Write out each entry, exactly the way it appears.

[Dataset excerpts]
=====

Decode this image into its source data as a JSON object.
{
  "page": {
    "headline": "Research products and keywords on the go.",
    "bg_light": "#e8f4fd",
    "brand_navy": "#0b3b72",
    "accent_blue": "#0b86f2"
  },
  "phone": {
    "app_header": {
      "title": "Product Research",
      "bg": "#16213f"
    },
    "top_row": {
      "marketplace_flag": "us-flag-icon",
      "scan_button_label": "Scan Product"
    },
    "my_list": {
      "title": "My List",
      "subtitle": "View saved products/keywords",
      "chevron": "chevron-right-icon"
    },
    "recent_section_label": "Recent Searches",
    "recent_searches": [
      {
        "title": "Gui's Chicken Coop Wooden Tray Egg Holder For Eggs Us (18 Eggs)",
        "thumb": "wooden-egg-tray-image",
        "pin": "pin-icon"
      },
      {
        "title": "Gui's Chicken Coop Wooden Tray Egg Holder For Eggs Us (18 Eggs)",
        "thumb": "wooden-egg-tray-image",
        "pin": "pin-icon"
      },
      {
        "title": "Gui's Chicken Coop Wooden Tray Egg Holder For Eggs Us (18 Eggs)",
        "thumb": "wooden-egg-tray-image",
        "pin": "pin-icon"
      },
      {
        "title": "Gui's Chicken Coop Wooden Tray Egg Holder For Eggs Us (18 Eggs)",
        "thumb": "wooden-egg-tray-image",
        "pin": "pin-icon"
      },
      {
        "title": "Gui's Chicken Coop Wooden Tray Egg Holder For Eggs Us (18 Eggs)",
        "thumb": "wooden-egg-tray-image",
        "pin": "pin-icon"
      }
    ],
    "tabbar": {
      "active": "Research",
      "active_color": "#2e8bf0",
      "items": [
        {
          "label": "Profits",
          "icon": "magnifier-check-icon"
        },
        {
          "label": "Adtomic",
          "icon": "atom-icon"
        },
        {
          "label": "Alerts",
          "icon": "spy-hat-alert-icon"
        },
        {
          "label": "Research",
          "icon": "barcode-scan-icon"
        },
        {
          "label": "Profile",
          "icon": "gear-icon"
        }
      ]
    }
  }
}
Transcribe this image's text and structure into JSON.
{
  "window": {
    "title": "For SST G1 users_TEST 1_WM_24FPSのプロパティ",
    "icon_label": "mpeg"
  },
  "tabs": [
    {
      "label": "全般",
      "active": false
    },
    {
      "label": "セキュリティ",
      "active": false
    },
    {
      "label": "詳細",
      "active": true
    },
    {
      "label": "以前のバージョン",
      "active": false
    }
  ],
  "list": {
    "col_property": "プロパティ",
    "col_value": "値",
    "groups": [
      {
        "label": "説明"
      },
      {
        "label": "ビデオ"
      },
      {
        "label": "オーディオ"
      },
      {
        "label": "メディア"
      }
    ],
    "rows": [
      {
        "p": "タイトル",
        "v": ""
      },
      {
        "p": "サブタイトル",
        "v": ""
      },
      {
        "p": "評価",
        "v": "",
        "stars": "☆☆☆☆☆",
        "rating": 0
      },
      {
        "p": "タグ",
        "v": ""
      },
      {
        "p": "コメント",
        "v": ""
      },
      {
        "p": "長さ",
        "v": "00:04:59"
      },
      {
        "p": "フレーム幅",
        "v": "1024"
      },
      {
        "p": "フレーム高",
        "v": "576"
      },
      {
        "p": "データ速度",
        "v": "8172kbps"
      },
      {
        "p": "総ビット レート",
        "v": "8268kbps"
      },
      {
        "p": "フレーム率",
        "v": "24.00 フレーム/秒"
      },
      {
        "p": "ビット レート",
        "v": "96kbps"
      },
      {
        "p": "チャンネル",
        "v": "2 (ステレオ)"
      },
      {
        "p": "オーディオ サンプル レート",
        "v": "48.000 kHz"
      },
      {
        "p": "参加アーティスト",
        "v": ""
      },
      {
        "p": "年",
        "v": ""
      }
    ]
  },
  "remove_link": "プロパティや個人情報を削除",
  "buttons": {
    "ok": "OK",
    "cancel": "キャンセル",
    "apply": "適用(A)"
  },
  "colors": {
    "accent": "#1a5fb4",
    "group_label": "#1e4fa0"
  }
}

=====

=== WRITTEN SOLUTION ===
Decode this image into its source data as a JSON object.
{
  "page": {
    "headline": "Research products and keywords on the go.",
    "bg_light": "#e8f4fd",
    "brand_navy": "#0b3b72",
    "accent_blue": "#0b86f2"
  },
  "phone": {
    "app_header": {
      "title": "Product Research",
      "bg": "#16213f"
    },
    "top_row": {
      "marketplace_flag": "us-flag-icon",
      "scan_button_label": "Scan Product"
    },
    "my_list": {
      "title": "My List",
      "subtitle": "View saved products/keywords",
      "chevron": "chevron-right-icon"
    },
    "recent_section_label": "Recent Searches",
    "recent_searches": [
      {
        "title": "Gui's Chicken Coop Wooden Tray Egg Holder For Eggs Us (18 Eggs)",
        "thumb": "wooden-egg-tray-image",
        "pin": "pin-icon"
      },
      {
        "title": "Gui's Chicken Coop Wooden Tray Egg Holder For Eggs Us (18 Eggs)",
        "thumb": "wooden-egg-tray-image",
        "pin": "pin-icon"
      },
      {
        "title": "Gui's Chicken Coop Wooden Tray Egg Holder For Eggs Us (18 Eggs)",
        "thumb": "wooden-egg-tray-image",
        "pin": "pin-icon"
      },
      {
        "title": "Gui's Chicken Coop Wooden Tray Egg Holder For Eggs Us (18 Eggs)",
        "thumb": "wooden-egg-tray-image",
        "pin": "pin-icon"
      },
      {
        "title": "Gui's Chicken Coop Wooden Tray Egg Holder For Eggs Us (18 Eggs)",
        "thumb": "wooden-egg-tray-image",
        "pin": "pin-icon"
      }
    ],
    "tabbar": {
      "active": "Research",
      "active_color": "#2e8bf0",
      "items": [
        {
          "label": "Profits",
          "icon": "magnifier-check-icon"
        },
        {
          "label": "Adtomic",
          "icon": "atom-icon"
        },
        {
          "label": "Alerts",
          "icon": "spy-hat-alert-icon"
        },
        {
          "label": "Research",
          "icon": "barcode-scan-icon"
        },
        {
          "label": "Profile",
          "icon": "gear-icon"
        }
      ]
    }
  }
}
Transcribe this image's text and structure into JSON.
{
  "window": {
    "title": "For SST G1 users_TEST 1_WM_24FPSのプロパティ",
    "icon_label": "mpeg"
  },
  "tabs": [
    {
      "label": "全般",
      "active": false
    },
    {
      "label": "セキュリティ",
      "active": false
    },
    {
      "label": "詳細",
      "active": true
    },
    {
      "label": "以前のバージョン",
      "active": false
    }
  ],
  "list": {
    "col_property": "プロパティ",
    "col_value": "値",
    "groups": [
      {
        "label": "説明"
      },
      {
        "label": "ビデオ"
      },
      {
        "label": "オーディオ"
      },
      {
        "label": "メディア"
      }
    ],
    "rows": [
      {
        "p": "タイトル",
        "v": ""
      },
      {
        "p": "サブタイトル",
        "v": ""
      },
      {
        "p": "評価",
        "v": "",
        "stars": "☆☆☆☆☆",
        "rating": 0
      },
      {
        "p": "タグ",
        "v": ""
      },
      {
        "p": "コメント",
        "v": ""
      },
      {
        "p": "長さ",
        "v": "00:04:59"
      },
      {
        "p": "フレーム幅",
        "v": "1024"
      },
      {
        "p": "フレーム高",
        "v": "576"
      },
      {
        "p": "データ速度",
        "v": "8172kbps"
      },
      {
        "p": "総ビット レート",
        "v": "8268kbps"
      },
      {
        "p": "フレーム率",
        "v": "24.00 フレーム/秒"
      },
      {
        "p": "ビット レート",
        "v": "96kbps"
      },
      {
        "p": "チャンネル",
        "v": "2 (ステレオ)"
      },
      {
        "p": "オーディオ サンプル レート",
        "v": "48.000 kHz"
      },
      {
        "p": "参加アーティスト",
        "v": ""
      },
      {
        "p": "年",
        "v": ""
      }
    ]
  },
  "remove_link": "プロパティや個人情報を削除",
  "buttons": {
    "ok": "OK",
    "cancel": "キャンセル",
    "apply": "適用(A)"
  },
  "colors": {
    "accent": "#1a5fb4",
    "group_label": "#1e4fa0"
  }
}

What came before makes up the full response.